*Set exercise*: Print out each entry below exactly, please.

(Dataset entries)
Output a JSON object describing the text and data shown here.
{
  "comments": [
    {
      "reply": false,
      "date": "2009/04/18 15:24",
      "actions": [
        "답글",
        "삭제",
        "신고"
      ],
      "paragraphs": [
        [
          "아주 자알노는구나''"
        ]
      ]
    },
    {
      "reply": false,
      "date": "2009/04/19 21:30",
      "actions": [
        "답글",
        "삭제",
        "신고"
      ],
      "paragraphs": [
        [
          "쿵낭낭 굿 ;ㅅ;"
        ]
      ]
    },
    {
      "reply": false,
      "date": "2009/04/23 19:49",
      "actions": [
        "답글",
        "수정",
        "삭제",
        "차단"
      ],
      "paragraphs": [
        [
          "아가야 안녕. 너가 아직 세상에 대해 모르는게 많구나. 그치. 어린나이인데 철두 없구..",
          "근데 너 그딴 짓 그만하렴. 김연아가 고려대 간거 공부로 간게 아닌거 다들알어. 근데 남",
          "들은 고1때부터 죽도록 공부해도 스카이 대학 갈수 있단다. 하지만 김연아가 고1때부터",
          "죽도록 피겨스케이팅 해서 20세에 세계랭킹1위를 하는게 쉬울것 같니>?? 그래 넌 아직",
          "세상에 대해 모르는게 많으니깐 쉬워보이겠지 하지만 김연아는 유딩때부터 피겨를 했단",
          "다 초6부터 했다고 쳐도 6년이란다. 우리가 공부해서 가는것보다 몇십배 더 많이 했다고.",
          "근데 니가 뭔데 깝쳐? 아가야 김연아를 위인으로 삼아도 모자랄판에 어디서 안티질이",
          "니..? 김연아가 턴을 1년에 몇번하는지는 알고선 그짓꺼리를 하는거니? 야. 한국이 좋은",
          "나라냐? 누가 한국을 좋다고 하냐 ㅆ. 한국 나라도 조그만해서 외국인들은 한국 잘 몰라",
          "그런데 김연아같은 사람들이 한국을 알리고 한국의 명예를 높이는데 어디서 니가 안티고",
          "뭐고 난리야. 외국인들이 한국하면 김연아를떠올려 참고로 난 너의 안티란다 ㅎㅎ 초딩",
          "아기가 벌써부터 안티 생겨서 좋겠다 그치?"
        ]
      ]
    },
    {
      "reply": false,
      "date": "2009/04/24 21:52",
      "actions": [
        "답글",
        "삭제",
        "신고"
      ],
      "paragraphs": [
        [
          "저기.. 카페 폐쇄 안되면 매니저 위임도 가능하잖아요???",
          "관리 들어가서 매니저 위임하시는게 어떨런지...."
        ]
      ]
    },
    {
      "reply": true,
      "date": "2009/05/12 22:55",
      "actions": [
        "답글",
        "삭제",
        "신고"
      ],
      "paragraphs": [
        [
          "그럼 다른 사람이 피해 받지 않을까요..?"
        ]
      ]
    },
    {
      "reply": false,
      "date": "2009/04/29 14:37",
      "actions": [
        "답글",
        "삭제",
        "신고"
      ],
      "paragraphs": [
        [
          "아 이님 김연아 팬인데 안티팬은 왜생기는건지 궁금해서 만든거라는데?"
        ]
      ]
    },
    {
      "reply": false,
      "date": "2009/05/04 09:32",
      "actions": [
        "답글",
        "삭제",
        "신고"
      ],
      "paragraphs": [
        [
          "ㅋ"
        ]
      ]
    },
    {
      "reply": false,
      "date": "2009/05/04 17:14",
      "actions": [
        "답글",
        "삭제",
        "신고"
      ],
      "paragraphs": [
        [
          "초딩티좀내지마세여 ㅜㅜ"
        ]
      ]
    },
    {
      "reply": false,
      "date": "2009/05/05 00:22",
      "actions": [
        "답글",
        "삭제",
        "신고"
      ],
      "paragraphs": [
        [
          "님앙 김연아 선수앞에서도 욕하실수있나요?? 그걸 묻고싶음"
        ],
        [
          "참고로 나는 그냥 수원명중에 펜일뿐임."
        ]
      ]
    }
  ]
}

*Written solution*:
Output a JSON object describing the text and data shown here.
{
  "comments": [
    {
      "reply": false,
      "date": "2009/04/18 15:24",
      "actions": [
        "답글",
        "삭제",
        "신고"
      ],
      "paragraphs": [
        [
          "아주 자알노는구나''"
        ]
      ]
    },
    {
      "reply": false,
      "date": "2009/04/19 21:30",
      "actions": [
        "답글",
        "삭제",
        "신고"
      ],
      "paragraphs": [
        [
          "쿵낭낭 굿 ;ㅅ;"
        ]
      ]
    },
    {
      "reply": false,
      "date": "2009/04/23 19:49",
      "actions": [
        "답글",
        "수정",
        "삭제",
        "차단"
      ],
      "paragraphs": [
        [
          "아가야 안녕. 너가 아직 세상에 대해 모르는게 많구나. 그치. 어린나이인데 철두 없구..",
          "근데 너 그딴 짓 그만하렴. 김연아가 고려대 간거 공부로 간게 아닌거 다들알어. 근데 남",
          "들은 고1때부터 죽도록 공부해도 스카이 대학 갈수 있단다. 하지만 김연아가 고1때부터",
          "죽도록 피겨스케이팅 해서 20세에 세계랭킹1위를 하는게 쉬울것 같니>?? 그래 넌 아직",
          "세상에 대해 모르는게 많으니깐 쉬워보이겠지 하지만 김연아는 유딩때부터 피겨를 했단",
          "다 초6부터 했다고 쳐도 6년이란다. 우리가 공부해서 가는것보다 몇십배 더 많이 했다고.",
          "근데 니가 뭔데 깝쳐? 아가야 김연아를 위인으로 삼아도 모자랄판에 어디서 안티질이",
          "니..? 김연아가 턴을 1년에 몇번하는지는 알고선 그짓꺼리를 하는거니? 야. 한국이 좋은",
          "나라냐? 누가 한국을 좋다고 하냐 ㅆ. 한국 나라도 조그만해서 외국인들은 한국 잘 몰라",
          "그런데 김연아같은 사람들이 한국을 알리고 한국의 명예를 높이는데 어디서 니가 안티고",
          "뭐고 난리야. 외국인들이 한국하면 김연아를떠올려 참고로 난 너의 안티란다 ㅎㅎ 초딩",
          "아기가 벌써부터 안티 생겨서 좋겠다 그치?"
        ]
      ]
    },
    {
      "reply": false,
      "date": "2009/04/24 21:52",
      "actions": [
        "답글",
        "삭제",
        "신고"
      ],
      "paragraphs": [
        [
          "저기.. 카페 폐쇄 안되면 매니저 위임도 가능하잖아요???",
          "관리 들어가서 매니저 위임하시는게 어떨런지...."
        ]
      ]
    },
    {
      "reply": true,
      "date": "2009/05/12 22:55",
      "actions": [
        "답글",
        "삭제",
        "신고"
      ],
      "paragraphs": [
        [
          "그럼 다른 사람이 피해 받지 않을까요..?"
        ]
      ]
    },
    {
      "reply": false,
      "date": "2009/04/29 14:37",
      "actions": [
        "답글",
        "삭제",
        "신고"
      ],
      "paragraphs": [
        [
          "아 이님 김연아 팬인데 안티팬은 왜생기는건지 궁금해서 만든거라는데?"
        ]
      ]
    },
    {
      "reply": false,
      "date": "2009/05/04 09:32",
      "actions": [
        "답글",
        "삭제",
        "신고"
      ],
      "paragraphs": [
        [
          "ㅋ"
        ]
      ]
    },
    {
      "reply": false,
      "date": "2009/05/04 17:14",
      "actions": [
        "답글",
        "삭제",
        "신고"
      ],
      "paragraphs": [
        [
          "초딩티좀내지마세여 ㅜㅜ"
        ]
      ]
    },
    {
      "reply": false,
      "date": "2009/05/05 00:22",
      "actions": [
        "답글",
        "삭제",
        "신고"
      ],
      "paragraphs": [
        [
          "님앙 김연아 선수앞에서도 욕하실수있나요?? 그걸 묻고싶음"
        ],
        [
          "참고로 나는 그냥 수원명중에 펜일뿐임."
        ]
      ]
    }
  ]
}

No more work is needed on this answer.